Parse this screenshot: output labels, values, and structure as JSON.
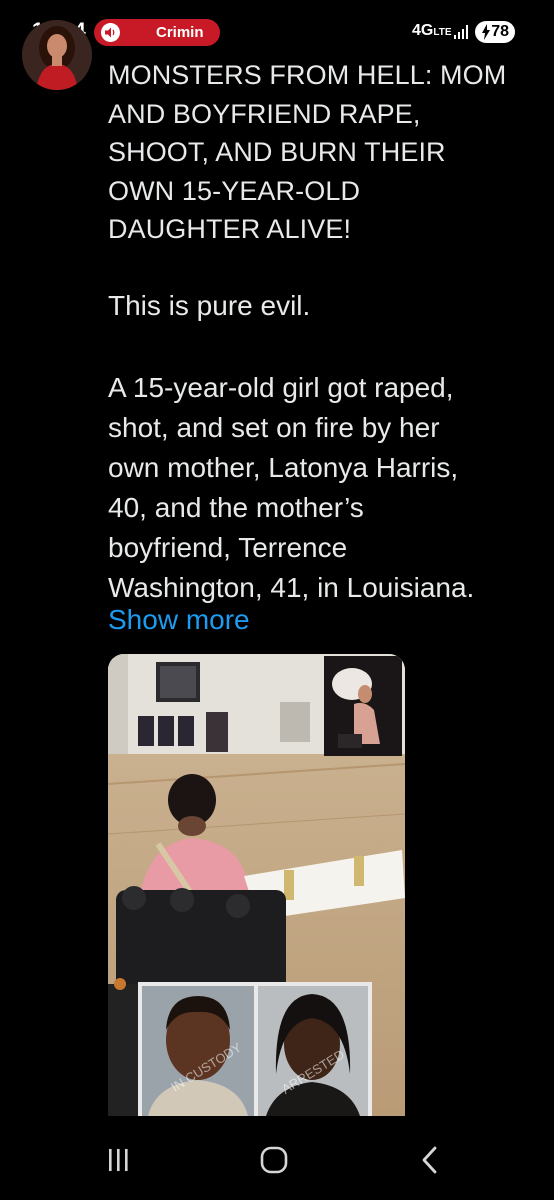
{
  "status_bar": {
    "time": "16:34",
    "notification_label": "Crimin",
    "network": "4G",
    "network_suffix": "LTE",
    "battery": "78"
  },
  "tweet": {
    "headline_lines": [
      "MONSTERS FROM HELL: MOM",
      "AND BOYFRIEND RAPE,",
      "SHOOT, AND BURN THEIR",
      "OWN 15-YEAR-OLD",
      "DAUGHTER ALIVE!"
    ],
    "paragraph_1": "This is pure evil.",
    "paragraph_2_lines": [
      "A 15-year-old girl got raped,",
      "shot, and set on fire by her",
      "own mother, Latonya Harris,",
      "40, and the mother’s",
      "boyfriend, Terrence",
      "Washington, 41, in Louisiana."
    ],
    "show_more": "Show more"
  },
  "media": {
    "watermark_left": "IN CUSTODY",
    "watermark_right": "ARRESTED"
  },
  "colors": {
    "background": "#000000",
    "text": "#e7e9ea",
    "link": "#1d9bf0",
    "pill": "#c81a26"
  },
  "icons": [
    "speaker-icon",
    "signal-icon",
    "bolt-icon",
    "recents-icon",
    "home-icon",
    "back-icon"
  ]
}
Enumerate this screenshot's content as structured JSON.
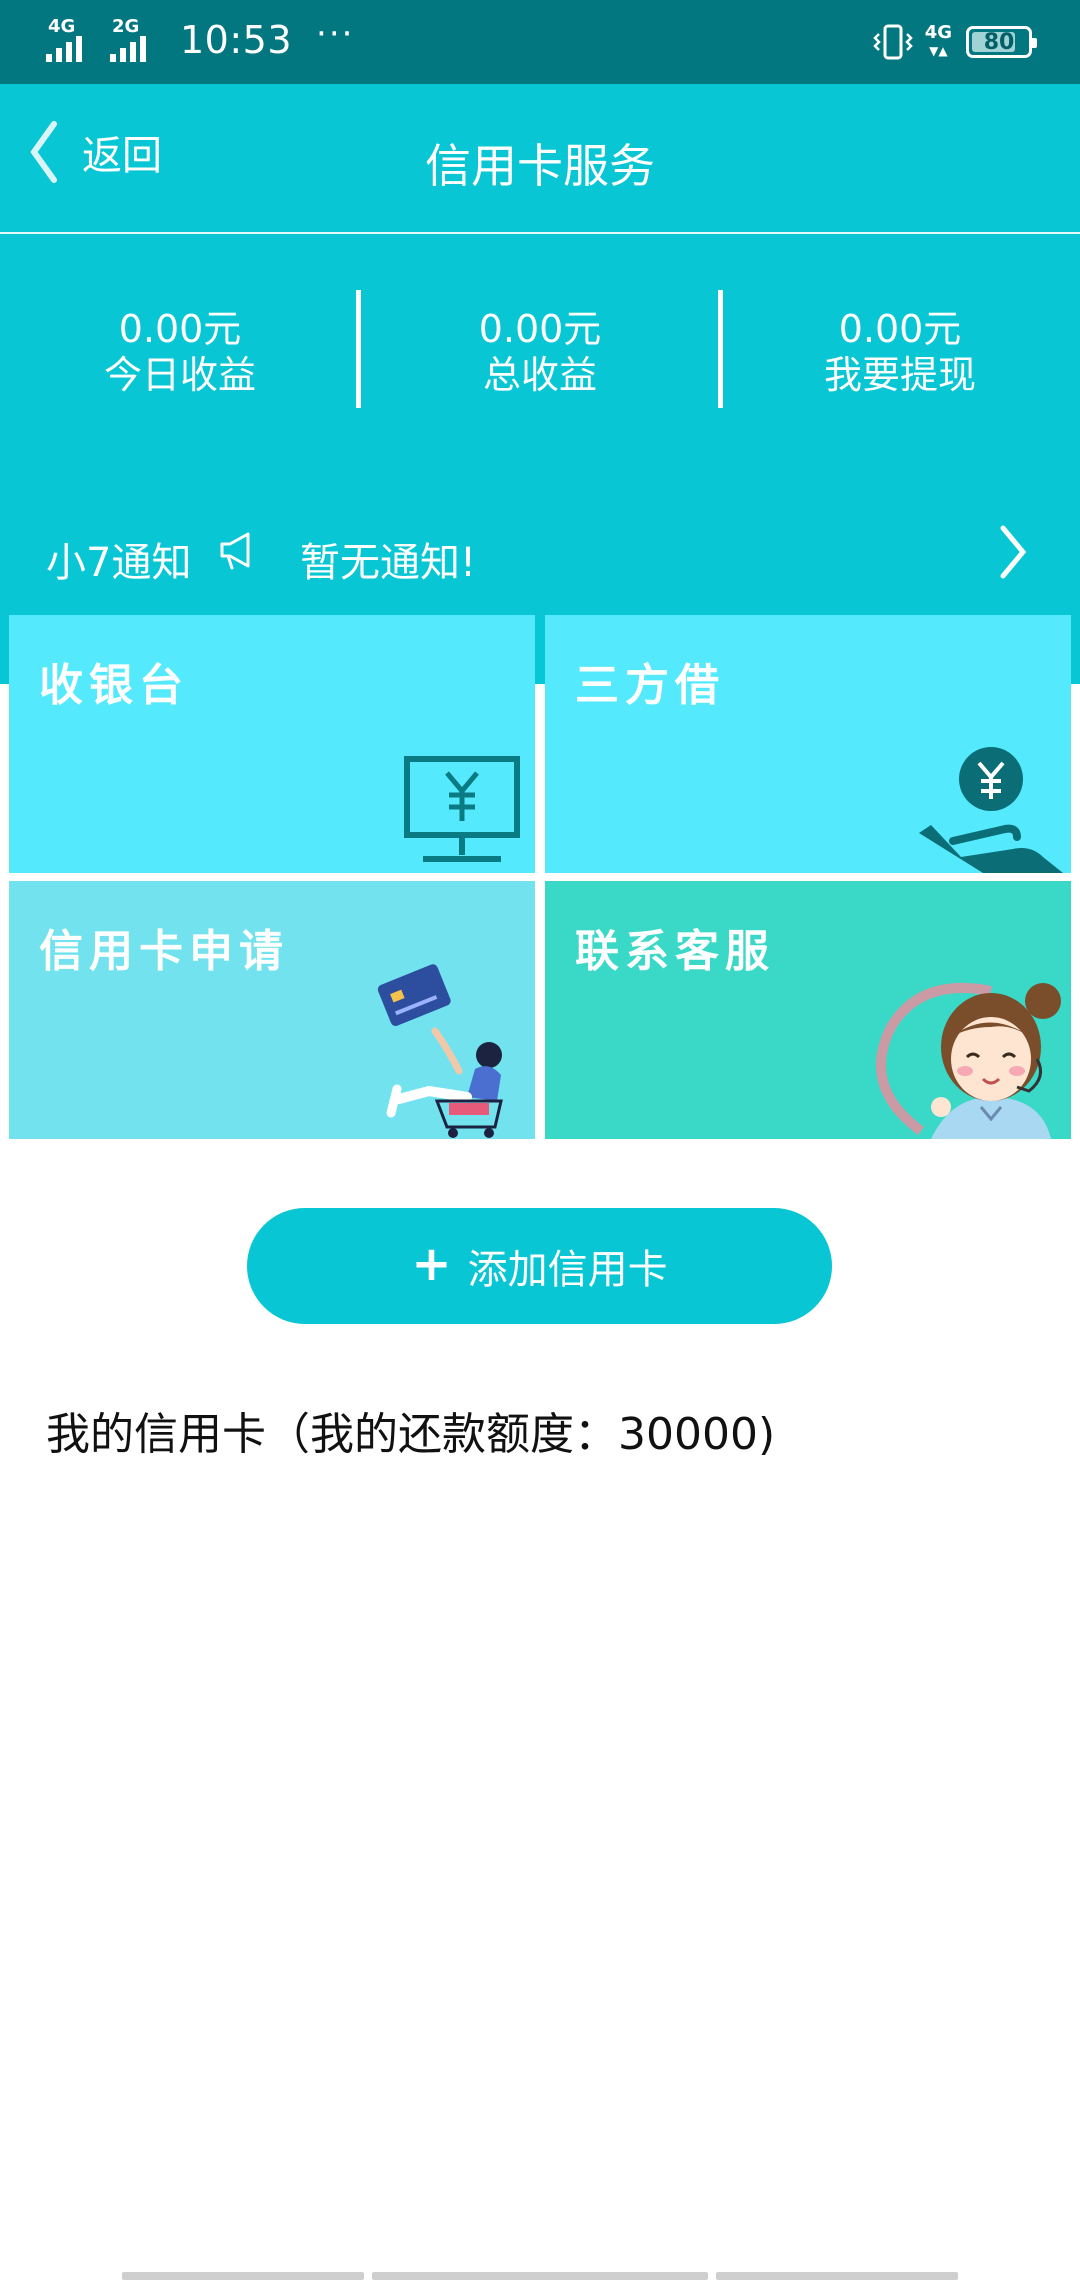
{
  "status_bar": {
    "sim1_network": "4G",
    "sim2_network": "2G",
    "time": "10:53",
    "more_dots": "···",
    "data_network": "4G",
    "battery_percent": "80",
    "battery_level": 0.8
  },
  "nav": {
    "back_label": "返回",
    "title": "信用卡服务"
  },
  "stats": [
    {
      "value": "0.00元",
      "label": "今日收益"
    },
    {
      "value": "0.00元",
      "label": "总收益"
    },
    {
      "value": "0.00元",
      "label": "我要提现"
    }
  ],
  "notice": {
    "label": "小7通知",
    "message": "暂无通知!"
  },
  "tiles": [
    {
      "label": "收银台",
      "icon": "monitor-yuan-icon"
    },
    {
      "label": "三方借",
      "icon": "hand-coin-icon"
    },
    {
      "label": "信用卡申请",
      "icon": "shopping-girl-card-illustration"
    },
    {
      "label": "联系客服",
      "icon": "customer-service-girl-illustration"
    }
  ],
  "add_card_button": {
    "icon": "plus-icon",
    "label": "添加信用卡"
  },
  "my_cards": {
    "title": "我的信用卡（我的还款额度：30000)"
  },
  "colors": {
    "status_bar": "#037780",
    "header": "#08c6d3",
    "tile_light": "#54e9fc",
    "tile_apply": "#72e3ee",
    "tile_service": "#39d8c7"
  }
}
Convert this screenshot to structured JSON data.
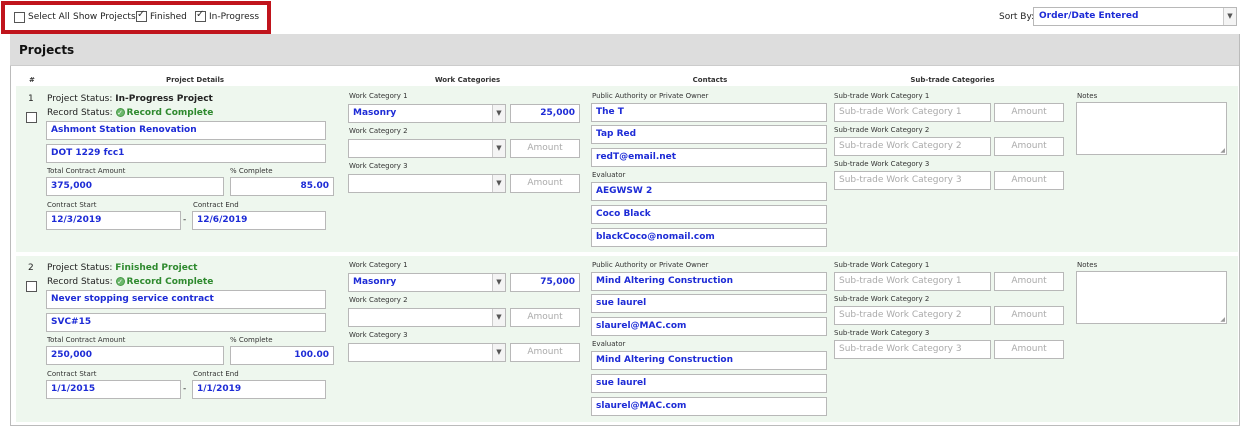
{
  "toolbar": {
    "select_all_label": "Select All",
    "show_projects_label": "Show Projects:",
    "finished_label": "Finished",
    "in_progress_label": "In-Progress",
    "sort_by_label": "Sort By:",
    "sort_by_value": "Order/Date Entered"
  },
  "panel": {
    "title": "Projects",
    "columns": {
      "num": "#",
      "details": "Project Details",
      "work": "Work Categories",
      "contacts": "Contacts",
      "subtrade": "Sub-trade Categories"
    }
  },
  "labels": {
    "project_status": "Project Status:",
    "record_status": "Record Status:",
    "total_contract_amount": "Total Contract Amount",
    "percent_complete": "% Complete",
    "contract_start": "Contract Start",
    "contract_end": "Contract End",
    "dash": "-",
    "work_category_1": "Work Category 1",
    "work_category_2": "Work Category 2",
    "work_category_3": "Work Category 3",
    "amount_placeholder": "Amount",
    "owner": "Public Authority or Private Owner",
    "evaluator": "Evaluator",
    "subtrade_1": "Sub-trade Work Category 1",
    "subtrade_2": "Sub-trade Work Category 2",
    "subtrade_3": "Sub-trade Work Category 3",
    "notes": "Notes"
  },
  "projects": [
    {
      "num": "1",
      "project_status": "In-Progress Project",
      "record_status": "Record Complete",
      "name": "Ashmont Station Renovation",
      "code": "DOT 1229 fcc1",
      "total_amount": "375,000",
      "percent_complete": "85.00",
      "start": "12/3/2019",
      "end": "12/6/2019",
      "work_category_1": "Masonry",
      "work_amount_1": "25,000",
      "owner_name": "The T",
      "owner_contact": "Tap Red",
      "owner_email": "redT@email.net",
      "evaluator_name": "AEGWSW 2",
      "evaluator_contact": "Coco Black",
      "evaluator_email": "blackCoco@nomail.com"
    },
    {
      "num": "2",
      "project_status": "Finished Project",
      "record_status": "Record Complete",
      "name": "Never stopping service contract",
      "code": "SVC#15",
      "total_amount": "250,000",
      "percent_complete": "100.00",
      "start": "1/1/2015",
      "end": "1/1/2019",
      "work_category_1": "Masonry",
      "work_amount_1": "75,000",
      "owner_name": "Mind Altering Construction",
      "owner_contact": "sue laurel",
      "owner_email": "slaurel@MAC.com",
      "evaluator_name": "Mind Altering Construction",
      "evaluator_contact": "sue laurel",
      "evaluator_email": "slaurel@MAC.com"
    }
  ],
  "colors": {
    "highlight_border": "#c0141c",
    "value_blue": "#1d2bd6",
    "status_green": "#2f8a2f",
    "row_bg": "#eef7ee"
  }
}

---

• _Work required_
Would you return the data exactly as written, without the pictures?

• _Solution to this problem_
Parse this screenshot: output labels, values, and structure as JSON.
{
  "status_bar": {
    "time": "16:34",
    "notification_label": "Crimin",
    "network": "4G",
    "network_suffix": "LTE",
    "battery": "78"
  },
  "tweet": {
    "headline_lines": [
      "MONSTERS FROM HELL: MOM",
      "AND BOYFRIEND RAPE,",
      "SHOOT, AND BURN THEIR",
      "OWN 15-YEAR-OLD",
      "DAUGHTER ALIVE!"
    ],
    "paragraph_1": "This is pure evil.",
    "paragraph_2_lines": [
      "A 15-year-old girl got raped,",
      "shot, and set on fire by her",
      "own mother, Latonya Harris,",
      "40, and the mother’s",
      "boyfriend, Terrence",
      "Washington, 41, in Louisiana."
    ],
    "show_more": "Show more"
  },
  "media": {
    "watermark_left": "IN CUSTODY",
    "watermark_right": "ARRESTED"
  },
  "colors": {
    "background": "#000000",
    "text": "#e7e9ea",
    "link": "#1d9bf0",
    "pill": "#c81a26"
  },
  "icons": [
    "speaker-icon",
    "signal-icon",
    "bolt-icon",
    "recents-icon",
    "home-icon",
    "back-icon"
  ]
}
Enumerate this screenshot's content as structured JSON.
{
  "status_bar": {
    "sim1_network": "4G",
    "sim2_network": "2G",
    "time": "10:53",
    "more_dots": "···",
    "data_network": "4G",
    "battery_percent": "80",
    "battery_level": 0.8
  },
  "nav": {
    "back_label": "返回",
    "title": "信用卡服务"
  },
  "stats": [
    {
      "value": "0.00元",
      "label": "今日收益"
    },
    {
      "value": "0.00元",
      "label": "总收益"
    },
    {
      "value": "0.00元",
      "label": "我要提现"
    }
  ],
  "notice": {
    "label": "小7通知",
    "message": "暂无通知!"
  },
  "tiles": [
    {
      "label": "收银台",
      "icon": "monitor-yuan-icon"
    },
    {
      "label": "三方借",
      "icon": "hand-coin-icon"
    },
    {
      "label": "信用卡申请",
      "icon": "shopping-girl-card-illustration"
    },
    {
      "label": "联系客服",
      "icon": "customer-service-girl-illustration"
    }
  ],
  "add_card_button": {
    "icon": "plus-icon",
    "label": "添加信用卡"
  },
  "my_cards": {
    "title": "我的信用卡（我的还款额度：30000)"
  },
  "colors": {
    "status_bar": "#037780",
    "header": "#08c6d3",
    "tile_light": "#54e9fc",
    "tile_apply": "#72e3ee",
    "tile_service": "#39d8c7"
  }
}
Convert this screenshot to structured JSON data.
{
  "toolbar": {
    "select_all_label": "Select All",
    "show_projects_label": "Show Projects:",
    "finished_label": "Finished",
    "in_progress_label": "In-Progress",
    "sort_by_label": "Sort By:",
    "sort_by_value": "Order/Date Entered"
  },
  "panel": {
    "title": "Projects",
    "columns": {
      "num": "#",
      "details": "Project Details",
      "work": "Work Categories",
      "contacts": "Contacts",
      "subtrade": "Sub-trade Categories"
    }
  },
  "labels": {
    "project_status": "Project Status:",
    "record_status": "Record Status:",
    "total_contract_amount": "Total Contract Amount",
    "percent_complete": "% Complete",
    "contract_start": "Contract Start",
    "contract_end": "Contract End",
    "dash": "-",
    "work_category_1": "Work Category 1",
    "work_category_2": "Work Category 2",
    "work_category_3": "Work Category 3",
    "amount_placeholder": "Amount",
    "owner": "Public Authority or Private Owner",
    "evaluator": "Evaluator",
    "subtrade_1": "Sub-trade Work Category 1",
    "subtrade_2": "Sub-trade Work Category 2",
    "subtrade_3": "Sub-trade Work Category 3",
    "notes": "Notes"
  },
  "projects": [
    {
      "num": "1",
      "project_status": "In-Progress Project",
      "record_status": "Record Complete",
      "name": "Ashmont Station Renovation",
      "code": "DOT 1229 fcc1",
      "total_amount": "375,000",
      "percent_complete": "85.00",
      "start": "12/3/2019",
      "end": "12/6/2019",
      "work_category_1": "Masonry",
      "work_amount_1": "25,000",
      "owner_name": "The T",
      "owner_contact": "Tap Red",
      "owner_email": "redT@email.net",
      "evaluator_name": "AEGWSW 2",
      "evaluator_contact": "Coco Black",
      "evaluator_email": "blackCoco@nomail.com"
    },
    {
      "num": "2",
      "project_status": "Finished Project",
      "record_status": "Record Complete",
      "name": "Never stopping service contract",
      "code": "SVC#15",
      "total_amount": "250,000",
      "percent_complete": "100.00",
      "start": "1/1/2015",
      "end": "1/1/2019",
      "work_category_1": "Masonry",
      "work_amount_1": "75,000",
      "owner_name": "Mind Altering Construction",
      "owner_contact": "sue laurel",
      "owner_email": "slaurel@MAC.com",
      "evaluator_name": "Mind Altering Construction",
      "evaluator_contact": "sue laurel",
      "evaluator_email": "slaurel@MAC.com"
    }
  ],
  "colors": {
    "highlight_border": "#c0141c",
    "value_blue": "#1d2bd6",
    "status_green": "#2f8a2f",
    "row_bg": "#eef7ee"
  }
}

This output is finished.